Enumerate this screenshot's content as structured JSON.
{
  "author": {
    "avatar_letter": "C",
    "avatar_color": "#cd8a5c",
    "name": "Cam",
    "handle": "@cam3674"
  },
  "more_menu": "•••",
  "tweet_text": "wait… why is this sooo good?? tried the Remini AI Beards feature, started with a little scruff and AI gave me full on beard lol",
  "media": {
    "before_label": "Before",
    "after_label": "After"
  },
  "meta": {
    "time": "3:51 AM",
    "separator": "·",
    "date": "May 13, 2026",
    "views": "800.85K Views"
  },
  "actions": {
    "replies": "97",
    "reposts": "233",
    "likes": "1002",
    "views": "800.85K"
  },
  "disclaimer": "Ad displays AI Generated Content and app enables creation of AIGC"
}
※
AIM:
Write out every entry exactly as given.

TASK RESULT:
Enumerate this screenshot's content as structured JSON.
{
  "author": {
    "avatar_letter": "C",
    "avatar_color": "#cd8a5c",
    "name": "Cam",
    "handle": "@cam3674"
  },
  "more_menu": "•••",
  "tweet_text": "wait… why is this sooo good?? tried the Remini AI Beards feature, started with a little scruff and AI gave me full on beard lol",
  "media": {
    "before_label": "Before",
    "after_label": "After"
  },
  "meta": {
    "time": "3:51 AM",
    "separator": "·",
    "date": "May 13, 2026",
    "views": "800.85K Views"
  },
  "actions": {
    "replies": "97",
    "reposts": "233",
    "likes": "1002",
    "views": "800.85K"
  },
  "disclaimer": "Ad displays AI Generated Content and app enables creation of AIGC"
}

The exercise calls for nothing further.